__REQUIREMENTS__. Repeat each line exactly as it is written.
━━━ RECORDED INFORMATION
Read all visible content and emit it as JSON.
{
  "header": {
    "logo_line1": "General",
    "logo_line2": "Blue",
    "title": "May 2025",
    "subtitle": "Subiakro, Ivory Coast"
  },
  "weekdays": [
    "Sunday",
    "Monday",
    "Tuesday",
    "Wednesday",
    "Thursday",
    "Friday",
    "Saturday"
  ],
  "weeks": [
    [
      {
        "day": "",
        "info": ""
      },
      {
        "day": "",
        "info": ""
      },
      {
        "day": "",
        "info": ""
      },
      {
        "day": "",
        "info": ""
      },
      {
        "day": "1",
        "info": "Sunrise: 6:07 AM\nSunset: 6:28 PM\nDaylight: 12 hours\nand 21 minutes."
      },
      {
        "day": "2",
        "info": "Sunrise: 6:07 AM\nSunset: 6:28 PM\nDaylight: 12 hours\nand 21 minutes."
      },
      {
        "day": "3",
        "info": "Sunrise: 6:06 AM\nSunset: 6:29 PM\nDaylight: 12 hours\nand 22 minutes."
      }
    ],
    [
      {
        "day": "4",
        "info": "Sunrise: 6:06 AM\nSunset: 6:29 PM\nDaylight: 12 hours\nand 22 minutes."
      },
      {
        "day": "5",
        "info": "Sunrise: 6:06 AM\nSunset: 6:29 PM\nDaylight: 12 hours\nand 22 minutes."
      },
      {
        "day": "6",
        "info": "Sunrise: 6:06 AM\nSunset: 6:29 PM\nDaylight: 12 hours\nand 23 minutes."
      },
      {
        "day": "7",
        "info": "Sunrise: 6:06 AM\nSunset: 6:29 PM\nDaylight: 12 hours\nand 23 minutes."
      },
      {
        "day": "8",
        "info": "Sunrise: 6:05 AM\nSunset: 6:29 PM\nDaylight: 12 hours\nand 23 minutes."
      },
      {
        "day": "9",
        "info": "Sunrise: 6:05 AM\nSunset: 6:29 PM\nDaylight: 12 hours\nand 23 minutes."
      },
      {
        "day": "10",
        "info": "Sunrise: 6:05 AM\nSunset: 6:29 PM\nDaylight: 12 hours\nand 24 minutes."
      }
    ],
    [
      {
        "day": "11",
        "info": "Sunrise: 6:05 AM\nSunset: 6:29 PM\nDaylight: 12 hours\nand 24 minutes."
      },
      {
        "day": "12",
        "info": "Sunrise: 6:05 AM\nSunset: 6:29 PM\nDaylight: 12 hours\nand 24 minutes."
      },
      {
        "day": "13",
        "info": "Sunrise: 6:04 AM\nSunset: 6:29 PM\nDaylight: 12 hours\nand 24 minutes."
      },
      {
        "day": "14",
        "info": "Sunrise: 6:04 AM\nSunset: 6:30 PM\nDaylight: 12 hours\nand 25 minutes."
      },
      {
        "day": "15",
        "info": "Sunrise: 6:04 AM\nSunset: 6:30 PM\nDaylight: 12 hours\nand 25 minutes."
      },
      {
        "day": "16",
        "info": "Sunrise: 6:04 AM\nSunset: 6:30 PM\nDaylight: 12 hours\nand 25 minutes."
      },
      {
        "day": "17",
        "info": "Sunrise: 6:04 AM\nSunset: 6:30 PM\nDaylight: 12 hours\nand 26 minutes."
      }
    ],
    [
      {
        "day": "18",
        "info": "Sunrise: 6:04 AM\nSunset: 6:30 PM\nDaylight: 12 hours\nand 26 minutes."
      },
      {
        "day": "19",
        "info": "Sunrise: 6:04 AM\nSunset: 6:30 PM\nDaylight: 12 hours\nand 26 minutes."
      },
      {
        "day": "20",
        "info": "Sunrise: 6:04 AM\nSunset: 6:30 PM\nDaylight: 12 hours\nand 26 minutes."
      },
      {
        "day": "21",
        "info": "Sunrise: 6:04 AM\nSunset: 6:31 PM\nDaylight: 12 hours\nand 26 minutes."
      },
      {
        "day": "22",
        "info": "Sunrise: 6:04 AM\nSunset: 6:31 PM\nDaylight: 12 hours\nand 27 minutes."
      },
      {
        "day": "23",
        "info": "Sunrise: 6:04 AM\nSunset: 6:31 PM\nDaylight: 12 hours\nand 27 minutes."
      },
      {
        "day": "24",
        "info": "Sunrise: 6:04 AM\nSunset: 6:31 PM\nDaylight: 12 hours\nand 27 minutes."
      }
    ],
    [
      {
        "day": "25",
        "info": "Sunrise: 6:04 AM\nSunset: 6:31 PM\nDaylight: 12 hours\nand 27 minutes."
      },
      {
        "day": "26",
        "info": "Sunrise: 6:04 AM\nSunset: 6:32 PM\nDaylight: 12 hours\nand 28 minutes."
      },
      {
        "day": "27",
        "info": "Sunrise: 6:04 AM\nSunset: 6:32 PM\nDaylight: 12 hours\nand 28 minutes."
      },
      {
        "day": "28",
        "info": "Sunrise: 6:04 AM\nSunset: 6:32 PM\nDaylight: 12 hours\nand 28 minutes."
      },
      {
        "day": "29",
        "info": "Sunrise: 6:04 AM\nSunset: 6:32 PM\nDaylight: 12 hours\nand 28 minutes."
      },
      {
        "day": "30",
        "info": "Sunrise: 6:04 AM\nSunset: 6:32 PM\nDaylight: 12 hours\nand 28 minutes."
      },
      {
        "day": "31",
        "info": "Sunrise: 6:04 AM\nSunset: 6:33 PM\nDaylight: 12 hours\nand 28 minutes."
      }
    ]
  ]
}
━━━━━━
__COMPLETE RESPONSE__.
Read all visible content and emit it as JSON.
{
  "header": {
    "logo_line1": "General",
    "logo_line2": "Blue",
    "title": "May 2025",
    "subtitle": "Subiakro, Ivory Coast"
  },
  "weekdays": [
    "Sunday",
    "Monday",
    "Tuesday",
    "Wednesday",
    "Thursday",
    "Friday",
    "Saturday"
  ],
  "weeks": [
    [
      {
        "day": "",
        "info": ""
      },
      {
        "day": "",
        "info": ""
      },
      {
        "day": "",
        "info": ""
      },
      {
        "day": "",
        "info": ""
      },
      {
        "day": "1",
        "info": "Sunrise: 6:07 AM\nSunset: 6:28 PM\nDaylight: 12 hours\nand 21 minutes."
      },
      {
        "day": "2",
        "info": "Sunrise: 6:07 AM\nSunset: 6:28 PM\nDaylight: 12 hours\nand 21 minutes."
      },
      {
        "day": "3",
        "info": "Sunrise: 6:06 AM\nSunset: 6:29 PM\nDaylight: 12 hours\nand 22 minutes."
      }
    ],
    [
      {
        "day": "4",
        "info": "Sunrise: 6:06 AM\nSunset: 6:29 PM\nDaylight: 12 hours\nand 22 minutes."
      },
      {
        "day": "5",
        "info": "Sunrise: 6:06 AM\nSunset: 6:29 PM\nDaylight: 12 hours\nand 22 minutes."
      },
      {
        "day": "6",
        "info": "Sunrise: 6:06 AM\nSunset: 6:29 PM\nDaylight: 12 hours\nand 23 minutes."
      },
      {
        "day": "7",
        "info": "Sunrise: 6:06 AM\nSunset: 6:29 PM\nDaylight: 12 hours\nand 23 minutes."
      },
      {
        "day": "8",
        "info": "Sunrise: 6:05 AM\nSunset: 6:29 PM\nDaylight: 12 hours\nand 23 minutes."
      },
      {
        "day": "9",
        "info": "Sunrise: 6:05 AM\nSunset: 6:29 PM\nDaylight: 12 hours\nand 23 minutes."
      },
      {
        "day": "10",
        "info": "Sunrise: 6:05 AM\nSunset: 6:29 PM\nDaylight: 12 hours\nand 24 minutes."
      }
    ],
    [
      {
        "day": "11",
        "info": "Sunrise: 6:05 AM\nSunset: 6:29 PM\nDaylight: 12 hours\nand 24 minutes."
      },
      {
        "day": "12",
        "info": "Sunrise: 6:05 AM\nSunset: 6:29 PM\nDaylight: 12 hours\nand 24 minutes."
      },
      {
        "day": "13",
        "info": "Sunrise: 6:04 AM\nSunset: 6:29 PM\nDaylight: 12 hours\nand 24 minutes."
      },
      {
        "day": "14",
        "info": "Sunrise: 6:04 AM\nSunset: 6:30 PM\nDaylight: 12 hours\nand 25 minutes."
      },
      {
        "day": "15",
        "info": "Sunrise: 6:04 AM\nSunset: 6:30 PM\nDaylight: 12 hours\nand 25 minutes."
      },
      {
        "day": "16",
        "info": "Sunrise: 6:04 AM\nSunset: 6:30 PM\nDaylight: 12 hours\nand 25 minutes."
      },
      {
        "day": "17",
        "info": "Sunrise: 6:04 AM\nSunset: 6:30 PM\nDaylight: 12 hours\nand 26 minutes."
      }
    ],
    [
      {
        "day": "18",
        "info": "Sunrise: 6:04 AM\nSunset: 6:30 PM\nDaylight: 12 hours\nand 26 minutes."
      },
      {
        "day": "19",
        "info": "Sunrise: 6:04 AM\nSunset: 6:30 PM\nDaylight: 12 hours\nand 26 minutes."
      },
      {
        "day": "20",
        "info": "Sunrise: 6:04 AM\nSunset: 6:30 PM\nDaylight: 12 hours\nand 26 minutes."
      },
      {
        "day": "21",
        "info": "Sunrise: 6:04 AM\nSunset: 6:31 PM\nDaylight: 12 hours\nand 26 minutes."
      },
      {
        "day": "22",
        "info": "Sunrise: 6:04 AM\nSunset: 6:31 PM\nDaylight: 12 hours\nand 27 minutes."
      },
      {
        "day": "23",
        "info": "Sunrise: 6:04 AM\nSunset: 6:31 PM\nDaylight: 12 hours\nand 27 minutes."
      },
      {
        "day": "24",
        "info": "Sunrise: 6:04 AM\nSunset: 6:31 PM\nDaylight: 12 hours\nand 27 minutes."
      }
    ],
    [
      {
        "day": "25",
        "info": "Sunrise: 6:04 AM\nSunset: 6:31 PM\nDaylight: 12 hours\nand 27 minutes."
      },
      {
        "day": "26",
        "info": "Sunrise: 6:04 AM\nSunset: 6:32 PM\nDaylight: 12 hours\nand 28 minutes."
      },
      {
        "day": "27",
        "info": "Sunrise: 6:04 AM\nSunset: 6:32 PM\nDaylight: 12 hours\nand 28 minutes."
      },
      {
        "day": "28",
        "info": "Sunrise: 6:04 AM\nSunset: 6:32 PM\nDaylight: 12 hours\nand 28 minutes."
      },
      {
        "day": "29",
        "info": "Sunrise: 6:04 AM\nSunset: 6:32 PM\nDaylight: 12 hours\nand 28 minutes."
      },
      {
        "day": "30",
        "info": "Sunrise: 6:04 AM\nSunset: 6:32 PM\nDaylight: 12 hours\nand 28 minutes."
      },
      {
        "day": "31",
        "info": "Sunrise: 6:04 AM\nSunset: 6:33 PM\nDaylight: 12 hours\nand 28 minutes."
      }
    ]
  ]
}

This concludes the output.